> TEXT PASSAGE
↓
Insulin-Like Growth Factor Binding Proteins
Insulin-like growth factor binding proteins IGFBPs) are produced in several tissues, including the liver, in response to growth hormone (GH). The majority of circulating IGFBPs are synthesized in the liver (44). Recently, several IGFBPs have been implicated in the regulation of glucose homeostasis and NAFLD pathophysiology. In particular, IGFBP-7 could be used as a circulating marker of NAFLD severity. Finally, the same study suggested that IGFBP-3 and IGFBP-7 promote IR (45).
IGFBPs are crucial for insulin signaling. In this regard, low circulating IGFBP levels are associated with T2D. Moreover, in mice, an increase in IGFBP levels raises insulin sensitivity (46). Finally, in zebrafish, mouse and human pancreatic islets, IGFBP1 was shown to promote β-cell regeneration by inducing α-to-β-cell transdifferentiation (47). In fact, culturing mouse and human islets with recombinant IGFBP1 increased the number of cells co-expressing insulin and glucagon (47).
Kisspeptin
Kisspeptins are a family of peptides encoded by the KISS1 gene that have been identified as endogenous ligands for G-protein-coupled receptor 54 (GPR-54). KISS1 was initially identified in breast cancer and melanoma cell lines and acts as a metastatic suppressor gene (48). In addition, this molecule plays an important role in the hypothalamus-pituitary gonadal axis regulating the onset of puberty (49). KISS1 expression is increased in the liver and sera of patients with T2D and in mouse models of obesity and diabetes (50).
Hauge-Evans et al. demonstrated, in isolated mouse and human islets, that KISS1 potentiates GSIS in a glucose-dependent manner (51).
Leukocyte-Neutrophil Elastase Inhibitor
Leukocyte-neutrophil elastase inhibitor, also known as serpin B1, has been identified as a hepatocyte-derived secretory protease inhibitor protein. A synthetic specific and competitive inhibitor of neutrophil elastase called sivelestat has shown protective effects in liver inflammatory states and ischemia and reperfusion injury (52). In addition, it has been shown that an increased ratio of neutrophil elastase and its inhibitor alfa1-antitrypsin is closely related to liver inflammation in patients with NASH (53).
In pancreatic islets, serpin B1 regulates mouse, zebrafish and human β-cell proliferation (54). In addition, sivelestat was shown to increase β-cell proliferation in cultured pancreatic islets and in transplanted islets (55). As serpin B1 is well conserved and has a defined activity among different species, it has potential as a therapeutic compound to promote β-cell regeneration.
Sex Hormone-Binding Globulin
Sex hormone-binding globulin (SHBG) is a glycoprotein produced by the liver and responsible for the transport of sex steroid hormones (56). SHBG has been previously related to IR, liver lipid metabolism and NAFLD (57). Low serum levels of SHBG are associated with a higher prevalence of NAFLD in T2D patients (58). In vitro, it has been demonstrated that insulin inhibits hepatic SHBG synthesis (59). Moreover, several studies have shown a negative correlation between SHBG and insulinemia, indicating that SHBC could be considered a marker of IR, thereby predicting a later onset of T2D (60).
Reis et al. investigated the correlation between SHBG and pancreatic β-cell secretion in men with different body compositions. The researchers observed a negative correlation between SHBG circulating levels and pancreatic β-cell secretion (61). This study showed that in men, there exists a negative correlation between SHBG levels and β-cell function.
↑
> PROBLEM 1
Answer these questions about the passage on proteins linked to liver and β-cell function:
(a) Where are the majority of circulating IGFBPs synthesized?
(b) In which cell lines was KISS1 initially identified?
(c) What is the name of the synthetic inhibitor of neutrophil elastase?
> PROBLEM 2
Provide a continuation of the passage on proteins linked to liver and β-cell function, picking up after its final sentence.

Records from a data collection:
↓
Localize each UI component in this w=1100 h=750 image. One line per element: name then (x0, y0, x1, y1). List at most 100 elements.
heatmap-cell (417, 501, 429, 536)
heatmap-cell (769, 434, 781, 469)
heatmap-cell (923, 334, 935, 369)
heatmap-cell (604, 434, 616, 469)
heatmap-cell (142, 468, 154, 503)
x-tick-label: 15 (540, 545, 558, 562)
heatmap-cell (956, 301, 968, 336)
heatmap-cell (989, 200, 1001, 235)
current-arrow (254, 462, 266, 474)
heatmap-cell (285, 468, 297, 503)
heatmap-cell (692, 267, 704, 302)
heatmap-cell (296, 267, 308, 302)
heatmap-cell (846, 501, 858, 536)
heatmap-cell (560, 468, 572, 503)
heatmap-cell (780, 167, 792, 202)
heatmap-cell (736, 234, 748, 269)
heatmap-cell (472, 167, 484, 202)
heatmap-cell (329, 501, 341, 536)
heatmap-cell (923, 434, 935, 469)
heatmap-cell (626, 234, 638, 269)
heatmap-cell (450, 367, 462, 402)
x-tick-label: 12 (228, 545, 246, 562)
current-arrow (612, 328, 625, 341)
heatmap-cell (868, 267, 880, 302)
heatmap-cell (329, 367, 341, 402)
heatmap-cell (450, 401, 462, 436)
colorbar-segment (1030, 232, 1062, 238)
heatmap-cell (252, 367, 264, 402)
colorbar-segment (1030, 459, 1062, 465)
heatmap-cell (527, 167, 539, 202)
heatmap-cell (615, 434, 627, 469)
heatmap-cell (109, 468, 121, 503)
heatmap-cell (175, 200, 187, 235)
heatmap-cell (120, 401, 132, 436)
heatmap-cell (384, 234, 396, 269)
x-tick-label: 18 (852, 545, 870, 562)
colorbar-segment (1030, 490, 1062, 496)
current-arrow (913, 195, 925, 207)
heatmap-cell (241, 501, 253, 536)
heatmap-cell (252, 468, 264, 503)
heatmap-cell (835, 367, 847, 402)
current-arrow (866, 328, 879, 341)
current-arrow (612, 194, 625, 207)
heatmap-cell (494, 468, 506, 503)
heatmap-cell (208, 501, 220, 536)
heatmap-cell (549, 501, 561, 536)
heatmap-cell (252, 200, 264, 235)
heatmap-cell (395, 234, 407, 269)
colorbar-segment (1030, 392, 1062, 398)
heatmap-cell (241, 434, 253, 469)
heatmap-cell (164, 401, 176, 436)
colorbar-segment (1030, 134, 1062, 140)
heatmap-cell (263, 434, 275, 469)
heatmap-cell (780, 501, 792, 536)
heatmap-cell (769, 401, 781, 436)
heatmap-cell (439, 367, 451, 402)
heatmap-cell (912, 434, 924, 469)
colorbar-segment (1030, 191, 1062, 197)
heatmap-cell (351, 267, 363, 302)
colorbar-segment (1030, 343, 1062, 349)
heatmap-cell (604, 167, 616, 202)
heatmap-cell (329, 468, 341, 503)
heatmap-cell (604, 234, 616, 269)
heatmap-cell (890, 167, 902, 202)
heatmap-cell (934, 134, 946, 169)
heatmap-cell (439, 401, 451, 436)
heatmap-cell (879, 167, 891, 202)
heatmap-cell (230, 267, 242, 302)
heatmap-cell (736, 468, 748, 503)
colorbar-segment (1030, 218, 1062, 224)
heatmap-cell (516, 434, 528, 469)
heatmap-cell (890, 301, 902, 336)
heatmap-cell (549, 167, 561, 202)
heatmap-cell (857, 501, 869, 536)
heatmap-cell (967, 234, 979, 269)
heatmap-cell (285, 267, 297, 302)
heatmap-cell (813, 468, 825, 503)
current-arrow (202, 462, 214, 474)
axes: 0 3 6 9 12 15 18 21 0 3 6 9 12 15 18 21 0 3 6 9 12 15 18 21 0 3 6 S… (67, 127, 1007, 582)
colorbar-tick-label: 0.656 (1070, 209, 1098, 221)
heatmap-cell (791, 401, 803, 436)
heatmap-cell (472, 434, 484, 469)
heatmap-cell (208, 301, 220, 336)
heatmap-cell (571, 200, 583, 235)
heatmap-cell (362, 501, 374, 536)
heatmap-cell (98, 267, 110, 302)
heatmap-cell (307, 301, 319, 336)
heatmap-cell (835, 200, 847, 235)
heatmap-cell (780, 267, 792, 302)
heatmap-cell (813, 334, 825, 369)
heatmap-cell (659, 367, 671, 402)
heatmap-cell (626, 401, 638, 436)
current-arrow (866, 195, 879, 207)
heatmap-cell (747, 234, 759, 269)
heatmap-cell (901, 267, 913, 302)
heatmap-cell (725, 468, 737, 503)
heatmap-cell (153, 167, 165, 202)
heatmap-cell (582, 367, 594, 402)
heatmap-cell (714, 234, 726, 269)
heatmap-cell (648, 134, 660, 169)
↑
> EXERCISE RESULT 1
(a) In the liver.
(b) Breast cancer and melanoma cell lines.
(c) Sivelestat.

> EXERCISE RESULT 2
Selenoprotein
Selenoprotein (SeP) is a selenium (Se)-rich plasma protein mainly produced in the liver. SeP functions as a Se-transport protein to deliver Se from the liver to other tissues (62). This protein play a pivotal role in Se metabolism and antioxidant defense (63). The majority of studies show that Se has a positive effect on liver steatosis, inflammation and fibrosis (64). In addition, SeP has been identified as a hepatokine that causes IR in T2D patients (65) and therefore was found to be increased in T2D patients (66). However, despite this, there are only a few studies reporting the association between SeP and liver diseases, such as NAFLD or NASH. In addition, these clinical studies show conflicting data among them. However, more studies have shown higher circulating levels in NAFLD and NASH patients (64). In fact, a recent study showed that in NAFLD patients, increased concentrations of SeP correlate with abdominal obesity and IR. Moreover, the study demonstrated that higher levels of SeP increase the risk of NAFLD development by 7.5 times (67).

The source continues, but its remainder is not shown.